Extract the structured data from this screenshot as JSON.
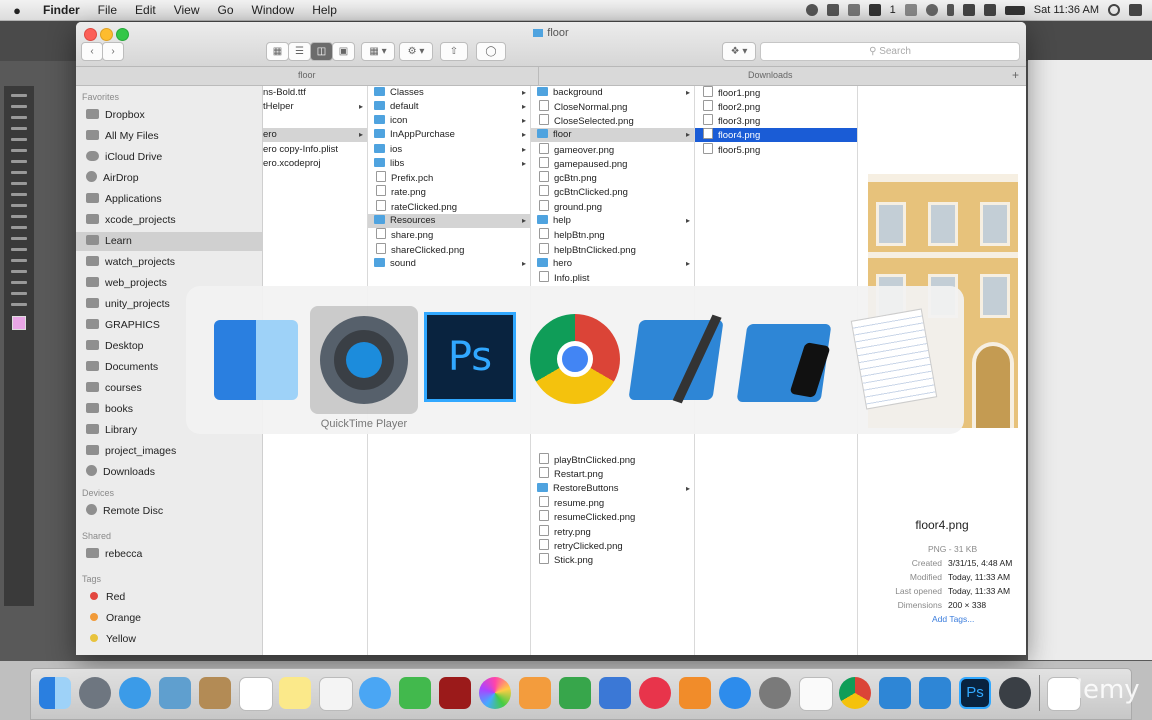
{
  "menubar": {
    "apple": "",
    "app": "Finder",
    "items": [
      "File",
      "Edit",
      "View",
      "Go",
      "Window",
      "Help"
    ],
    "status_badge": "1",
    "time": "Sat 11:36 AM"
  },
  "finder": {
    "title": "floor",
    "search_placeholder": "Search",
    "path_left": "floor",
    "path_right": "Downloads",
    "sidebar": {
      "favorites_header": "Favorites",
      "favorites": [
        "Dropbox",
        "All My Files",
        "iCloud Drive",
        "AirDrop",
        "Applications",
        "xcode_projects",
        "Learn",
        "watch_projects",
        "web_projects",
        "unity_projects",
        "GRAPHICS",
        "Desktop",
        "Documents",
        "courses",
        "books",
        "Library",
        "project_images",
        "Downloads"
      ],
      "devices_header": "Devices",
      "devices": [
        "Remote Disc"
      ],
      "shared_header": "Shared",
      "shared": [
        "rebecca"
      ],
      "tags_header": "Tags",
      "tags": [
        {
          "label": "Red",
          "color": "#e2463f"
        },
        {
          "label": "Orange",
          "color": "#f19a38"
        },
        {
          "label": "Yellow",
          "color": "#e8c33d"
        }
      ]
    },
    "col1": [
      "ns-Bold.ttf",
      "tHelper",
      "ero",
      "ero copy-Info.plist",
      "ero.xcodeproj"
    ],
    "col2": [
      "Classes",
      "default",
      "icon",
      "InAppPurchase",
      "ios",
      "libs",
      "Prefix.pch",
      "rate.png",
      "rateClicked.png",
      "Resources",
      "share.png",
      "shareClicked.png",
      "sound"
    ],
    "col3_top": [
      "background",
      "CloseNormal.png",
      "CloseSelected.png",
      "floor",
      "gameover.png",
      "gamepaused.png",
      "gcBtn.png",
      "gcBtnClicked.png",
      "ground.png",
      "help",
      "helpBtn.png",
      "helpBtnClicked.png",
      "hero",
      "Info.plist"
    ],
    "col3_bottom": [
      "playBtnClicked.png",
      "Restart.png",
      "RestoreButtons",
      "resume.png",
      "resumeClicked.png",
      "retry.png",
      "retryClicked.png",
      "Stick.png"
    ],
    "col4": [
      "floor1.png",
      "floor2.png",
      "floor3.png",
      "floor4.png",
      "floor5.png"
    ],
    "preview": {
      "name": "floor4.png",
      "kind": "PNG - 31 KB",
      "created_label": "Created",
      "created": "3/31/15, 4:48 AM",
      "modified_label": "Modified",
      "modified": "Today, 11:33 AM",
      "opened_label": "Last opened",
      "opened": "Today, 11:33 AM",
      "dimensions_label": "Dimensions",
      "dimensions": "200 × 338",
      "add_tags": "Add Tags..."
    }
  },
  "switcher": {
    "selected_label": "QuickTime Player",
    "ps_text": "Ps"
  },
  "dock": {
    "ps_text": "Ps",
    "watermark": "udemy"
  }
}
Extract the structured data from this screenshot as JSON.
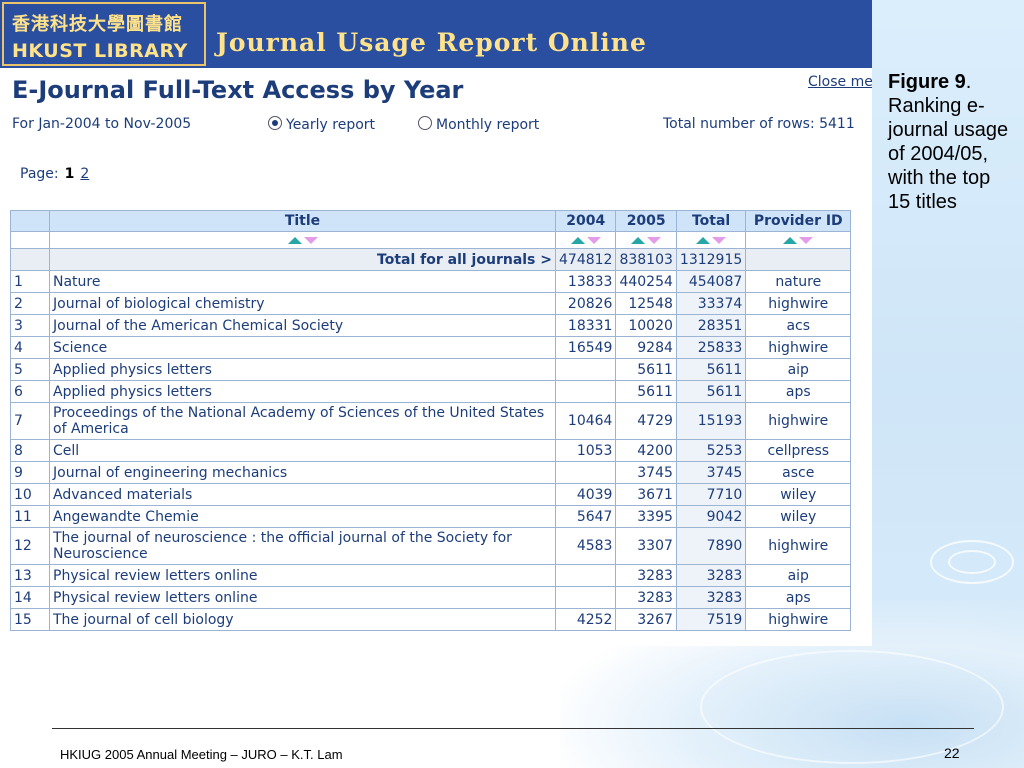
{
  "banner": {
    "logo_cn": "香港科技大學圖書館",
    "logo_en": "HKUST LIBRARY",
    "title": "Journal Usage Report Online"
  },
  "page": {
    "heading": "E-Journal Full-Text Access by Year",
    "close_link": "Close me",
    "period": "For Jan-2004 to Nov-2005",
    "radio_yearly": "Yearly report",
    "radio_monthly": "Monthly report",
    "selected_report": "yearly",
    "total_rows": "Total number of rows: 5411",
    "page_label": "Page:",
    "page_current": "1",
    "page_next": "2"
  },
  "table": {
    "headers": [
      "Title",
      "2004",
      "2005",
      "Total",
      "Provider ID"
    ],
    "total_label": "Total for all journals >",
    "total_2004": "474812",
    "total_2005": "838103",
    "total_total": "1312915",
    "rows": [
      {
        "rank": "1",
        "title": "Nature",
        "y2004": "13833",
        "y2005": "440254",
        "total": "454087",
        "provider": "nature"
      },
      {
        "rank": "2",
        "title": "Journal of biological chemistry",
        "y2004": "20826",
        "y2005": "12548",
        "total": "33374",
        "provider": "highwire"
      },
      {
        "rank": "3",
        "title": "Journal of the American Chemical Society",
        "y2004": "18331",
        "y2005": "10020",
        "total": "28351",
        "provider": "acs"
      },
      {
        "rank": "4",
        "title": "Science",
        "y2004": "16549",
        "y2005": "9284",
        "total": "25833",
        "provider": "highwire"
      },
      {
        "rank": "5",
        "title": "Applied physics letters",
        "y2004": "",
        "y2005": "5611",
        "total": "5611",
        "provider": "aip"
      },
      {
        "rank": "6",
        "title": "Applied physics letters",
        "y2004": "",
        "y2005": "5611",
        "total": "5611",
        "provider": "aps"
      },
      {
        "rank": "7",
        "title": "Proceedings of the National Academy of Sciences of the United States of America",
        "y2004": "10464",
        "y2005": "4729",
        "total": "15193",
        "provider": "highwire"
      },
      {
        "rank": "8",
        "title": "Cell",
        "y2004": "1053",
        "y2005": "4200",
        "total": "5253",
        "provider": "cellpress"
      },
      {
        "rank": "9",
        "title": "Journal of engineering mechanics",
        "y2004": "",
        "y2005": "3745",
        "total": "3745",
        "provider": "asce"
      },
      {
        "rank": "10",
        "title": "Advanced materials",
        "y2004": "4039",
        "y2005": "3671",
        "total": "7710",
        "provider": "wiley"
      },
      {
        "rank": "11",
        "title": "Angewandte Chemie",
        "y2004": "5647",
        "y2005": "3395",
        "total": "9042",
        "provider": "wiley"
      },
      {
        "rank": "12",
        "title": "The journal of neuroscience : the official journal of the Society for Neuroscience",
        "y2004": "4583",
        "y2005": "3307",
        "total": "7890",
        "provider": "highwire"
      },
      {
        "rank": "13",
        "title": "Physical review letters online",
        "y2004": "",
        "y2005": "3283",
        "total": "3283",
        "provider": "aip"
      },
      {
        "rank": "14",
        "title": "Physical review letters online",
        "y2004": "",
        "y2005": "3283",
        "total": "3283",
        "provider": "aps"
      },
      {
        "rank": "15",
        "title": "The journal of cell biology",
        "y2004": "4252",
        "y2005": "3267",
        "total": "7519",
        "provider": "highwire"
      }
    ]
  },
  "caption": {
    "figure": "Figure 9",
    "text": ". Ranking e-journal usage of 2004/05, with the top 15 titles"
  },
  "footer": {
    "left": "HKIUG 2005 Annual Meeting – JURO – K.T. Lam",
    "page_number": "22"
  },
  "colors": {
    "banner": "#2a4fa0",
    "banner_text": "#ffe28a",
    "link_text": "#1d3d7a",
    "header_fill": "#cfe3f9",
    "sort_up": "#26a6a6",
    "sort_down": "#e49be8"
  },
  "icons": [
    "sort-ascending-icon",
    "sort-descending-icon",
    "radio-icon"
  ]
}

→ **WRITTEN REQUEST**
Every entry must be written out exactly, with all pictures left out.

→ **THE OUTPUT**
Extract the structured data from this screenshot as JSON.
{
  "menubar": {
    "apple": "",
    "app": "Finder",
    "items": [
      "File",
      "Edit",
      "View",
      "Go",
      "Window",
      "Help"
    ],
    "status_badge": "1",
    "time": "Sat 11:36 AM"
  },
  "finder": {
    "title": "floor",
    "search_placeholder": "Search",
    "path_left": "floor",
    "path_right": "Downloads",
    "sidebar": {
      "favorites_header": "Favorites",
      "favorites": [
        "Dropbox",
        "All My Files",
        "iCloud Drive",
        "AirDrop",
        "Applications",
        "xcode_projects",
        "Learn",
        "watch_projects",
        "web_projects",
        "unity_projects",
        "GRAPHICS",
        "Desktop",
        "Documents",
        "courses",
        "books",
        "Library",
        "project_images",
        "Downloads"
      ],
      "devices_header": "Devices",
      "devices": [
        "Remote Disc"
      ],
      "shared_header": "Shared",
      "shared": [
        "rebecca"
      ],
      "tags_header": "Tags",
      "tags": [
        {
          "label": "Red",
          "color": "#e2463f"
        },
        {
          "label": "Orange",
          "color": "#f19a38"
        },
        {
          "label": "Yellow",
          "color": "#e8c33d"
        }
      ]
    },
    "col1": [
      "ns-Bold.ttf",
      "tHelper",
      "ero",
      "ero copy-Info.plist",
      "ero.xcodeproj"
    ],
    "col2": [
      "Classes",
      "default",
      "icon",
      "InAppPurchase",
      "ios",
      "libs",
      "Prefix.pch",
      "rate.png",
      "rateClicked.png",
      "Resources",
      "share.png",
      "shareClicked.png",
      "sound"
    ],
    "col3_top": [
      "background",
      "CloseNormal.png",
      "CloseSelected.png",
      "floor",
      "gameover.png",
      "gamepaused.png",
      "gcBtn.png",
      "gcBtnClicked.png",
      "ground.png",
      "help",
      "helpBtn.png",
      "helpBtnClicked.png",
      "hero",
      "Info.plist"
    ],
    "col3_bottom": [
      "playBtnClicked.png",
      "Restart.png",
      "RestoreButtons",
      "resume.png",
      "resumeClicked.png",
      "retry.png",
      "retryClicked.png",
      "Stick.png"
    ],
    "col4": [
      "floor1.png",
      "floor2.png",
      "floor3.png",
      "floor4.png",
      "floor5.png"
    ],
    "preview": {
      "name": "floor4.png",
      "kind": "PNG - 31 KB",
      "created_label": "Created",
      "created": "3/31/15, 4:48 AM",
      "modified_label": "Modified",
      "modified": "Today, 11:33 AM",
      "opened_label": "Last opened",
      "opened": "Today, 11:33 AM",
      "dimensions_label": "Dimensions",
      "dimensions": "200 × 338",
      "add_tags": "Add Tags..."
    }
  },
  "switcher": {
    "selected_label": "QuickTime Player",
    "ps_text": "Ps"
  },
  "dock": {
    "ps_text": "Ps",
    "watermark": "udemy"
  }
}
Extract the structured data from this screenshot as JSON.
{
  "banner": {
    "logo_cn": "香港科技大學圖書館",
    "logo_en": "HKUST LIBRARY",
    "title": "Journal Usage Report Online"
  },
  "page": {
    "heading": "E-Journal Full-Text Access by Year",
    "close_link": "Close me",
    "period": "For Jan-2004 to Nov-2005",
    "radio_yearly": "Yearly report",
    "radio_monthly": "Monthly report",
    "selected_report": "yearly",
    "total_rows": "Total number of rows: 5411",
    "page_label": "Page:",
    "page_current": "1",
    "page_next": "2"
  },
  "table": {
    "headers": [
      "Title",
      "2004",
      "2005",
      "Total",
      "Provider ID"
    ],
    "total_label": "Total for all journals >",
    "total_2004": "474812",
    "total_2005": "838103",
    "total_total": "1312915",
    "rows": [
      {
        "rank": "1",
        "title": "Nature",
        "y2004": "13833",
        "y2005": "440254",
        "total": "454087",
        "provider": "nature"
      },
      {
        "rank": "2",
        "title": "Journal of biological chemistry",
        "y2004": "20826",
        "y2005": "12548",
        "total": "33374",
        "provider": "highwire"
      },
      {
        "rank": "3",
        "title": "Journal of the American Chemical Society",
        "y2004": "18331",
        "y2005": "10020",
        "total": "28351",
        "provider": "acs"
      },
      {
        "rank": "4",
        "title": "Science",
        "y2004": "16549",
        "y2005": "9284",
        "total": "25833",
        "provider": "highwire"
      },
      {
        "rank": "5",
        "title": "Applied physics letters",
        "y2004": "",
        "y2005": "5611",
        "total": "5611",
        "provider": "aip"
      },
      {
        "rank": "6",
        "title": "Applied physics letters",
        "y2004": "",
        "y2005": "5611",
        "total": "5611",
        "provider": "aps"
      },
      {
        "rank": "7",
        "title": "Proceedings of the National Academy of Sciences of the United States of America",
        "y2004": "10464",
        "y2005": "4729",
        "total": "15193",
        "provider": "highwire"
      },
      {
        "rank": "8",
        "title": "Cell",
        "y2004": "1053",
        "y2005": "4200",
        "total": "5253",
        "provider": "cellpress"
      },
      {
        "rank": "9",
        "title": "Journal of engineering mechanics",
        "y2004": "",
        "y2005": "3745",
        "total": "3745",
        "provider": "asce"
      },
      {
        "rank": "10",
        "title": "Advanced materials",
        "y2004": "4039",
        "y2005": "3671",
        "total": "7710",
        "provider": "wiley"
      },
      {
        "rank": "11",
        "title": "Angewandte Chemie",
        "y2004": "5647",
        "y2005": "3395",
        "total": "9042",
        "provider": "wiley"
      },
      {
        "rank": "12",
        "title": "The journal of neuroscience : the official journal of the Society for Neuroscience",
        "y2004": "4583",
        "y2005": "3307",
        "total": "7890",
        "provider": "highwire"
      },
      {
        "rank": "13",
        "title": "Physical review letters online",
        "y2004": "",
        "y2005": "3283",
        "total": "3283",
        "provider": "aip"
      },
      {
        "rank": "14",
        "title": "Physical review letters online",
        "y2004": "",
        "y2005": "3283",
        "total": "3283",
        "provider": "aps"
      },
      {
        "rank": "15",
        "title": "The journal of cell biology",
        "y2004": "4252",
        "y2005": "3267",
        "total": "7519",
        "provider": "highwire"
      }
    ]
  },
  "caption": {
    "figure": "Figure 9",
    "text": ". Ranking e-journal usage of 2004/05, with the top 15 titles"
  },
  "footer": {
    "left": "HKIUG 2005 Annual Meeting – JURO – K.T. Lam",
    "page_number": "22"
  },
  "colors": {
    "banner": "#2a4fa0",
    "banner_text": "#ffe28a",
    "link_text": "#1d3d7a",
    "header_fill": "#cfe3f9",
    "sort_up": "#26a6a6",
    "sort_down": "#e49be8"
  },
  "icons": [
    "sort-ascending-icon",
    "sort-descending-icon",
    "radio-icon"
  ]
}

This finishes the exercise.